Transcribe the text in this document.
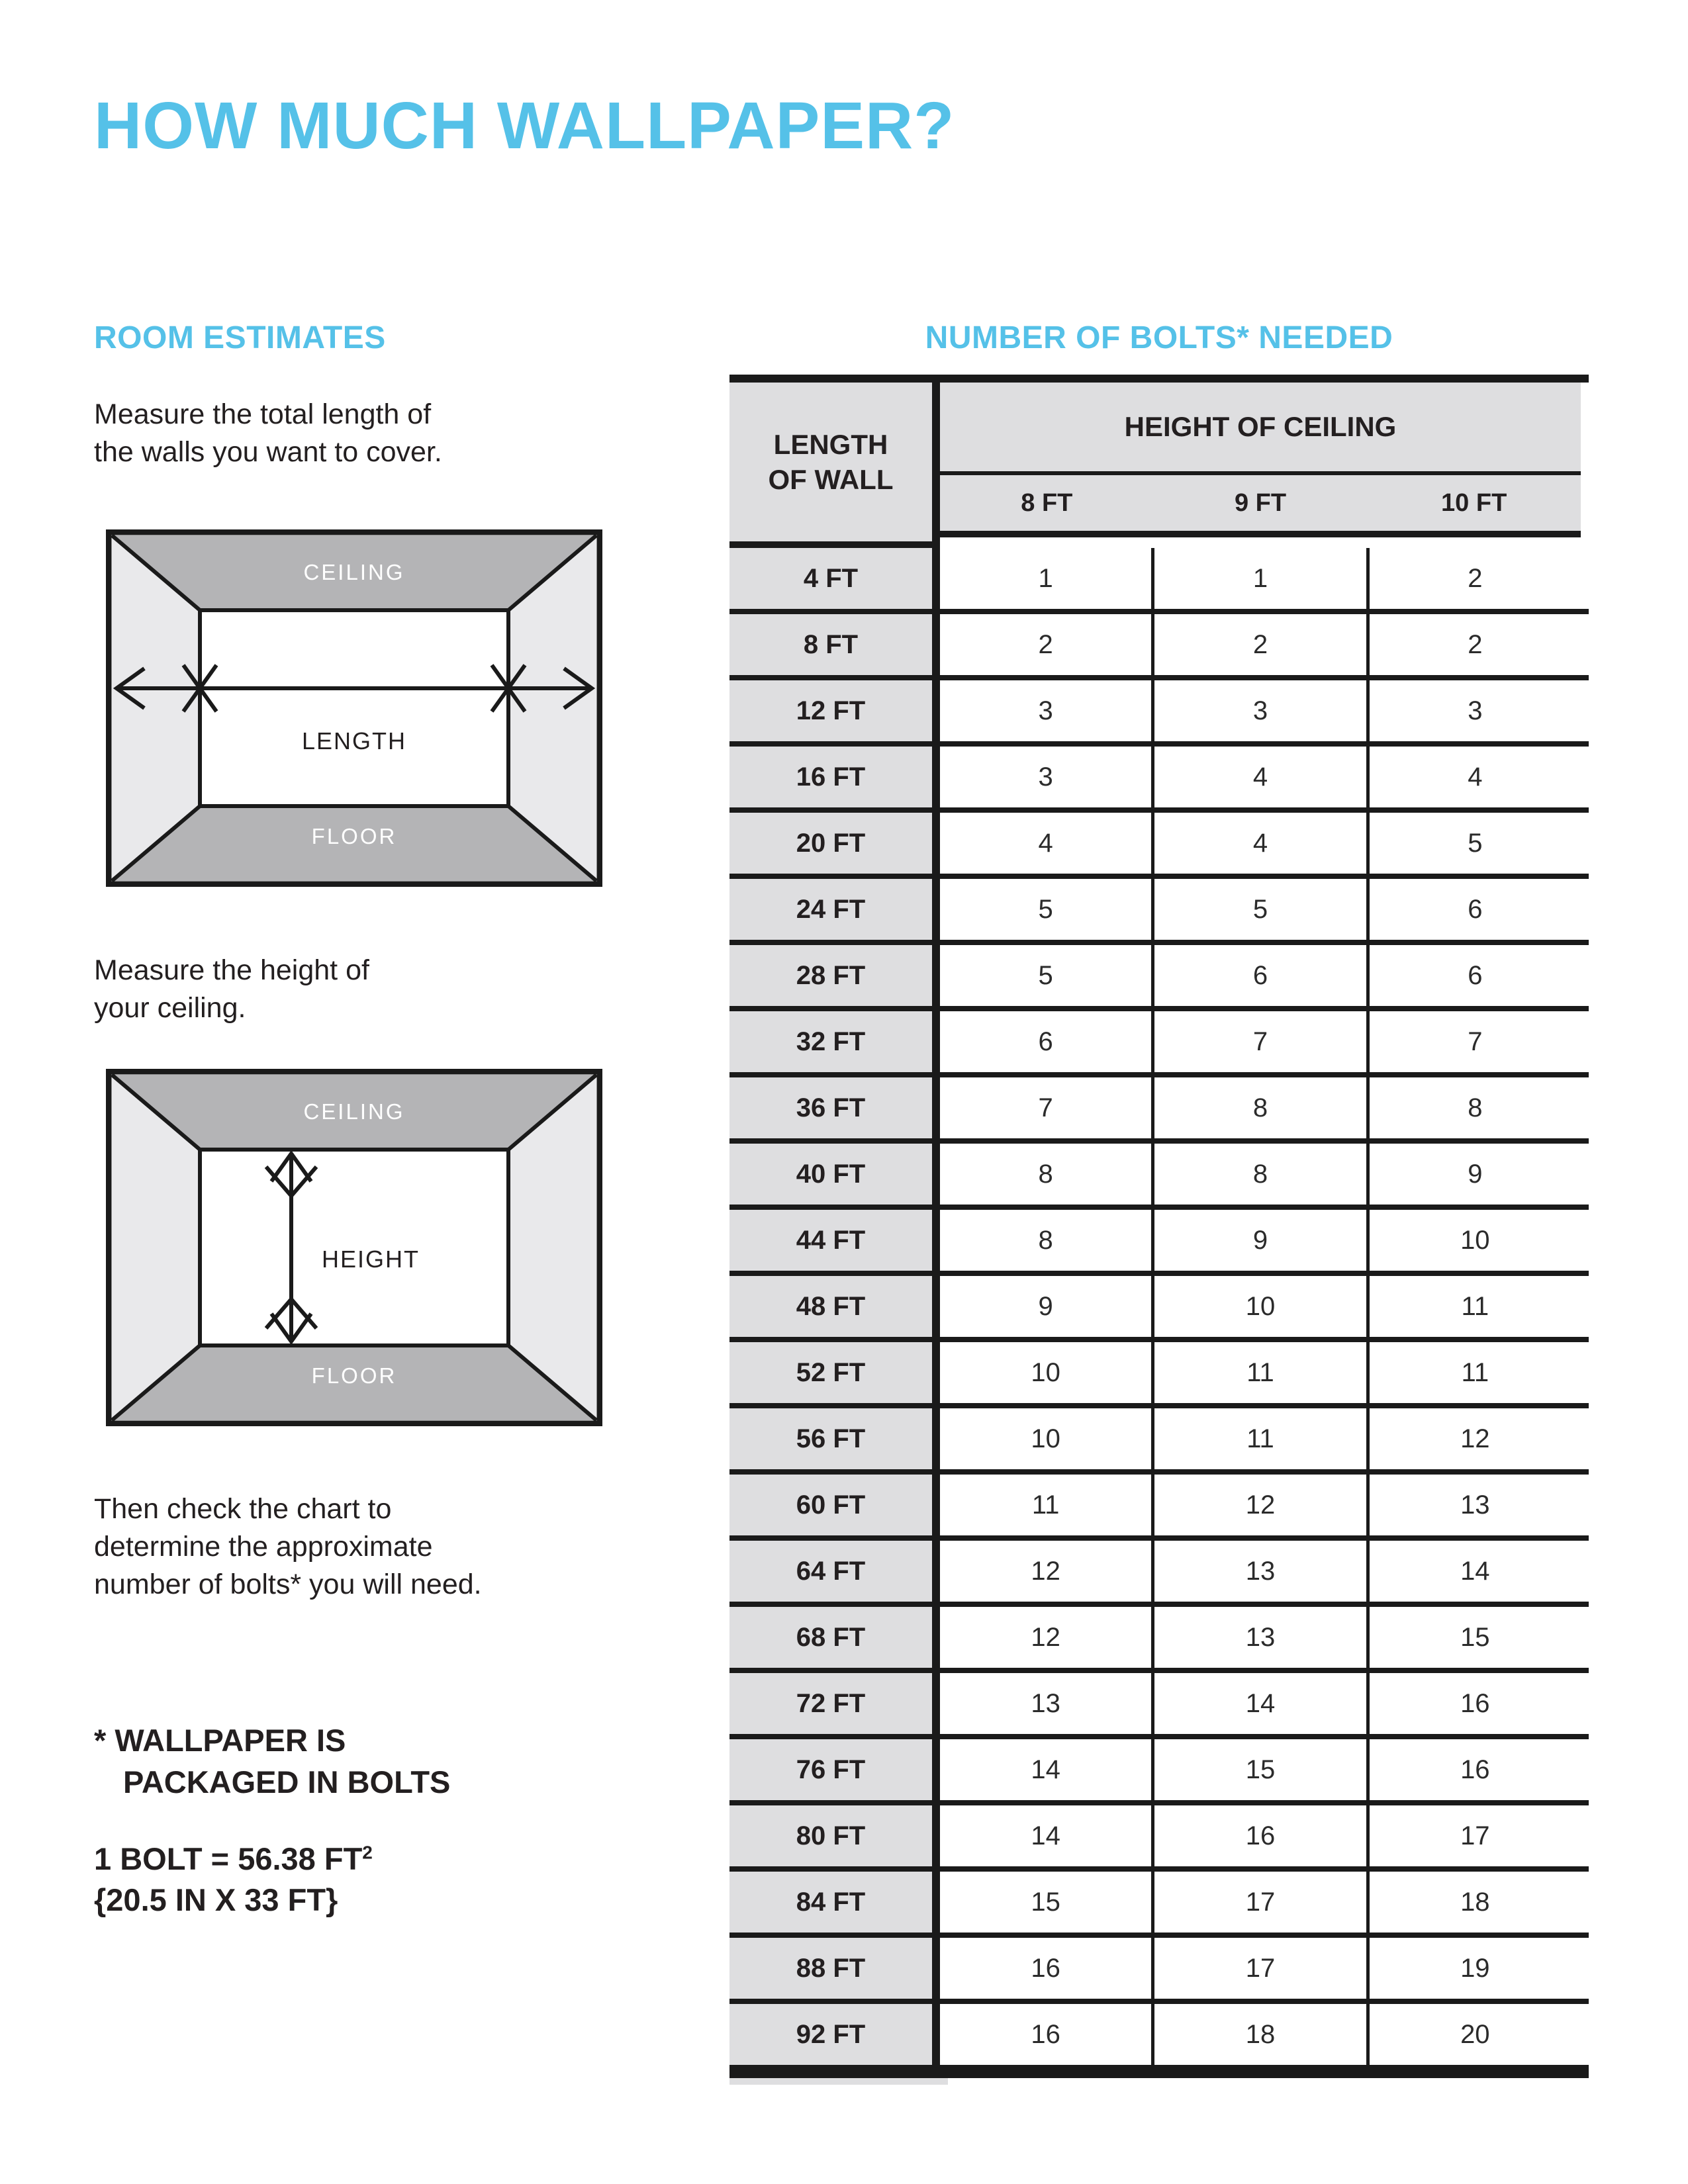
HOW MUCH WALLPAPER?
ROOM ESTIMATES
Measure the total length of
the walls you want to cover.
CEILING
FLOOR
LENGTH
Measure the height of
your ceiling.
CEILING
FLOOR
HEIGHT
Then check the chart to
determine the approximate
number of bolts* you will need.
* WALLPAPER IS
PACKAGED IN BOLTS
1 BOLT = 56.38 $FT^2$
{20.5 IN X 33 FT}
NUMBER OF BOLTS* NEEDED
LENGTH
OF WALL
HEIGHT OF CEILING
8 FT	9 FT	10 FT
4 FT	1	1	2
8 FT	2	2	2
12 FT	3	3	3
16 FT	3	4	4
20 FT	4	4	5
24 FT	5	5	6
28 FT	5	6	6
32 FT	6	7	7
36 FT	7	8	8
40 FT	8	8	9
44 FT	8	9	10
48 FT	9	10	11
52 FT	10	11	11
56 FT	10	11	12
60 FT	11	12	13
64 FT	12	13	14
68 FT	12	13	15
72 FT	13	14	16
76 FT	14	15	16
80 FT	14	16	17
84 FT	15	17	18
88 FT	16	17	19
92 FT	16	18	20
━━━━━━━━━━━━━━━━━━━━
• SET EXERCISE
Pictures stay out; repeat all the rest of the records exactly.

• ANSWER TO THIS PROBLEM
Transcribe the text in this document.
HOW MUCH WALLPAPER?
ROOM ESTIMATES
Measure the total length of
the walls you want to cover.
CEILING
FLOOR
LENGTH
Measure the height of
your ceiling.
CEILING
FLOOR
HEIGHT
Then check the chart to
determine the approximate
number of bolts* you will need.
* WALLPAPER IS
PACKAGED IN BOLTS
1 BOLT = 56.38 $FT^2$
{20.5 IN X 33 FT}
NUMBER OF BOLTS* NEEDED
LENGTH
OF WALL
HEIGHT OF CEILING
8 FT	9 FT	10 FT
4 FT	1	1	2
8 FT	2	2	2
12 FT	3	3	3
16 FT	3	4	4
20 FT	4	4	5
24 FT	5	5	6
28 FT	5	6	6
32 FT	6	7	7
36 FT	7	8	8
40 FT	8	8	9
44 FT	8	9	10
48 FT	9	10	11
52 FT	10	11	11
56 FT	10	11	12
60 FT	11	12	13
64 FT	12	13	14
68 FT	12	13	15
72 FT	13	14	16
76 FT	14	15	16
80 FT	14	16	17
84 FT	15	17	18
88 FT	16	17	19
92 FT	16	18	20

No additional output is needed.